▸ **WORK REQUIRED**
Word for word, repeat the entries, minus the pictures.

··· RECORD EXCERPTS ···

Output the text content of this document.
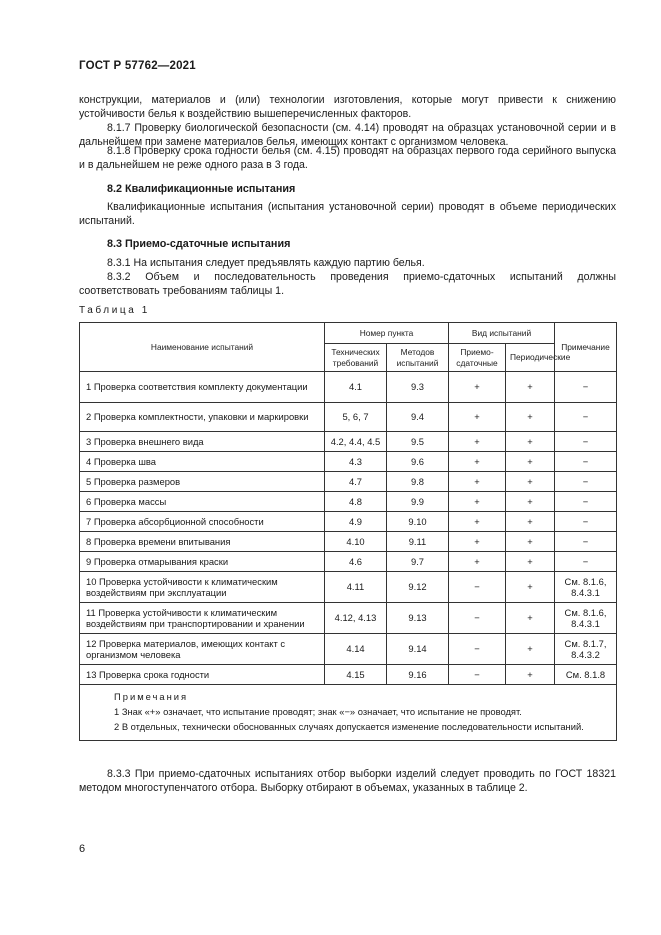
ГОСТ Р 57762—2021
конструкции, материалов и (или) технологии изготовления, которые могут привести к снижению устойчивости белья к воздействию вышеперечисленных факторов.
8.1.7 Проверку биологической безопасности (см. 4.14) проводят на образцах установочной серии и в дальнейшем при замене материалов белья, имеющих контакт с организмом человека.
8.1.8 Проверку срока годности белья (см. 4.15) проводят на образцах первого года серийного выпуска и в дальнейшем не реже одного раза в 3 года.
8.2 Квалификационные испытания
Квалификационные испытания (испытания установочной серии) проводят в объеме периодических испытаний.
8.3 Приемо-сдаточные испытания
8.3.1 На испытания следует предъявлять каждую партию белья.
8.3.2 Объем и последовательность проведения приемо-сдаточных испытаний должны соответствовать требованиям таблицы 1.
Таблица 1
Наименование испытаний	Номер пункта		Вид испытаний		Примечание
	Технических требований	Методов испытаний	Приемо-сдаточные	Периодические	
1 Проверка соответствия комплекту документации	4.1	9.3	+	+	−
2 Проверка комплектности, упаковки и маркировки	5, 6, 7	9.4	+	+	−
3 Проверка внешнего вида	4.2, 4.4, 4.5	9.5	+	+	−
4 Проверка шва	4.3	9.6	+	+	−
5 Проверка размеров	4.7	9.8	+	+	−
6 Проверка массы	4.8	9.9	+	+	−
7 Проверка абсорбционной способности	4.9	9.10	+	+	−
8 Проверка времени впитывания	4.10	9.11	+	+	−
9 Проверка отмарывания краски	4.6	9.7	+	+	−
10 Проверка устойчивости к климатическим воздействиям при эксплуатации	4.11	9.12	−	+	См. 8.1.6, 8.4.3.1
11 Проверка устойчивости к климатическим воздействиям при транспортировании и хранении	4.12, 4.13	9.13	−	+	См. 8.1.6, 8.4.3.1
12 Проверка материалов, имеющих контакт с организмом человека	4.14	9.14	−	+	См. 8.1.7, 8.4.3.2
13 Проверка срока годности	4.15	9.16	−	+	См. 8.1.8

Примечания
1 Знак «+» означает, что испытание проводят; знак «−» означает, что испытание не проводят.
2 В отдельных, технически обоснованных случаях допускается изменение последовательности испытаний.					
8.3.3 При приемо-сдаточных испытаниях отбор выборки изделий следует проводить по ГОСТ 18321 методом многоступенчатого отбора. Выборку отбирают в объемах, указанных в таблице 2.
6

···

▸ **IN RESPONSE**
Output the text content of this document.
ГОСТ Р 57762—2021
конструкции, материалов и (или) технологии изготовления, которые могут привести к снижению устойчивости белья к воздействию вышеперечисленных факторов.
8.1.7 Проверку биологической безопасности (см. 4.14) проводят на образцах установочной серии и в дальнейшем при замене материалов белья, имеющих контакт с организмом человека.
8.1.8 Проверку срока годности белья (см. 4.15) проводят на образцах первого года серийного выпуска и в дальнейшем не реже одного раза в 3 года.
8.2 Квалификационные испытания
Квалификационные испытания (испытания установочной серии) проводят в объеме периодических испытаний.
8.3 Приемо-сдаточные испытания
8.3.1 На испытания следует предъявлять каждую партию белья.
8.3.2 Объем и последовательность проведения приемо-сдаточных испытаний должны соответствовать требованиям таблицы 1.
Таблица 1
Наименование испытаний	Номер пункта		Вид испытаний		Примечание
	Технических требований	Методов испытаний	Приемо-сдаточные	Периодические	
1 Проверка соответствия комплекту документации	4.1	9.3	+	+	−
2 Проверка комплектности, упаковки и маркировки	5, 6, 7	9.4	+	+	−
3 Проверка внешнего вида	4.2, 4.4, 4.5	9.5	+	+	−
4 Проверка шва	4.3	9.6	+	+	−
5 Проверка размеров	4.7	9.8	+	+	−
6 Проверка массы	4.8	9.9	+	+	−
7 Проверка абсорбционной способности	4.9	9.10	+	+	−
8 Проверка времени впитывания	4.10	9.11	+	+	−
9 Проверка отмарывания краски	4.6	9.7	+	+	−
10 Проверка устойчивости к климатическим воздействиям при эксплуатации	4.11	9.12	−	+	См. 8.1.6, 8.4.3.1
11 Проверка устойчивости к климатическим воздействиям при транспортировании и хранении	4.12, 4.13	9.13	−	+	См. 8.1.6, 8.4.3.1
12 Проверка материалов, имеющих контакт с организмом человека	4.14	9.14	−	+	См. 8.1.7, 8.4.3.2
13 Проверка срока годности	4.15	9.16	−	+	См. 8.1.8

Примечания
1 Знак «+» означает, что испытание проводят; знак «−» означает, что испытание не проводят.
2 В отдельных, технически обоснованных случаях допускается изменение последовательности испытаний.					
8.3.3 При приемо-сдаточных испытаниях отбор выборки изделий следует проводить по ГОСТ 18321 методом многоступенчатого отбора. Выборку отбирают в объемах, указанных в таблице 2.
6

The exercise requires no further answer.